WHAT TO PRODUCE: Count the lines below that contain the word "verdachte", and give only that number.

INFORMATION SUPPLIED:
-- START --
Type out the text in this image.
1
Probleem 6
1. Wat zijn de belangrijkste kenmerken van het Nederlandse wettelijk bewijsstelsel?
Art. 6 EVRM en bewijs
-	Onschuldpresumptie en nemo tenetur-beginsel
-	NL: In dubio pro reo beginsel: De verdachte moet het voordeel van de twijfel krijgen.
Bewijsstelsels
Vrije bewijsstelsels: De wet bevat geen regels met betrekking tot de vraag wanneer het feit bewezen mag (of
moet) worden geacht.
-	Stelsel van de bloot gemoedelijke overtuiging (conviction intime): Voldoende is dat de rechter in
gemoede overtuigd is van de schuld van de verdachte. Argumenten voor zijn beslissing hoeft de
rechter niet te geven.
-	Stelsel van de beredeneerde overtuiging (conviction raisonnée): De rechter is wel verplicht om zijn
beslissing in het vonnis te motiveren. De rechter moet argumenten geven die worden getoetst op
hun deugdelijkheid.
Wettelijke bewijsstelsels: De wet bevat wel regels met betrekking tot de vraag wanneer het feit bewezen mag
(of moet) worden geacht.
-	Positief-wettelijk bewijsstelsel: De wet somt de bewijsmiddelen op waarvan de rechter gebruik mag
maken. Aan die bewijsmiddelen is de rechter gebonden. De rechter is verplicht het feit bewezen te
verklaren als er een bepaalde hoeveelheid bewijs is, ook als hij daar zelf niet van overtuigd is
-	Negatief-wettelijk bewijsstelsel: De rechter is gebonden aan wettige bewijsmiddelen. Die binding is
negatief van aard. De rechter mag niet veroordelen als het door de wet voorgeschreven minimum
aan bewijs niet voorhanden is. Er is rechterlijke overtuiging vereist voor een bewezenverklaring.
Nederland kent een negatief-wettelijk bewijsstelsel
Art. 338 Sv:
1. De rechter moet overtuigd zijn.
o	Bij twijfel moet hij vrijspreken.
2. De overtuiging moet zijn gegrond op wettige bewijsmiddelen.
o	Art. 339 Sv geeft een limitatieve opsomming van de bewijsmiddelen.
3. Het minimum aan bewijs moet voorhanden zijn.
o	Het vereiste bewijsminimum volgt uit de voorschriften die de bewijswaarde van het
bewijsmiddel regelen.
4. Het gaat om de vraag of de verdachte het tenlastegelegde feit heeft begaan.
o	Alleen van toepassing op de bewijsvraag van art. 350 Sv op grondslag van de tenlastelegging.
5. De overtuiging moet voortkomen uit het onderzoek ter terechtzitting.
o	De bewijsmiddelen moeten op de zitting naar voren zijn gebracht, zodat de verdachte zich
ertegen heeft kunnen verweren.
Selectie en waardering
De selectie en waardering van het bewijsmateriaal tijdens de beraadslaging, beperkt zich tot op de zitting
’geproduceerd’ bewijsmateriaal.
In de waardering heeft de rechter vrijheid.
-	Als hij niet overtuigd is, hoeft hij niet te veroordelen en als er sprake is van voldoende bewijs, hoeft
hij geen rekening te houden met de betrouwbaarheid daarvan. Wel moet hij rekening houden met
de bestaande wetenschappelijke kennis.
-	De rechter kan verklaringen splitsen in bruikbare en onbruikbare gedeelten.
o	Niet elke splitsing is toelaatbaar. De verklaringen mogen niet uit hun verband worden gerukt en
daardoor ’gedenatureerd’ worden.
-- END --
OUTPUT FOR THIS EXERCISE: 4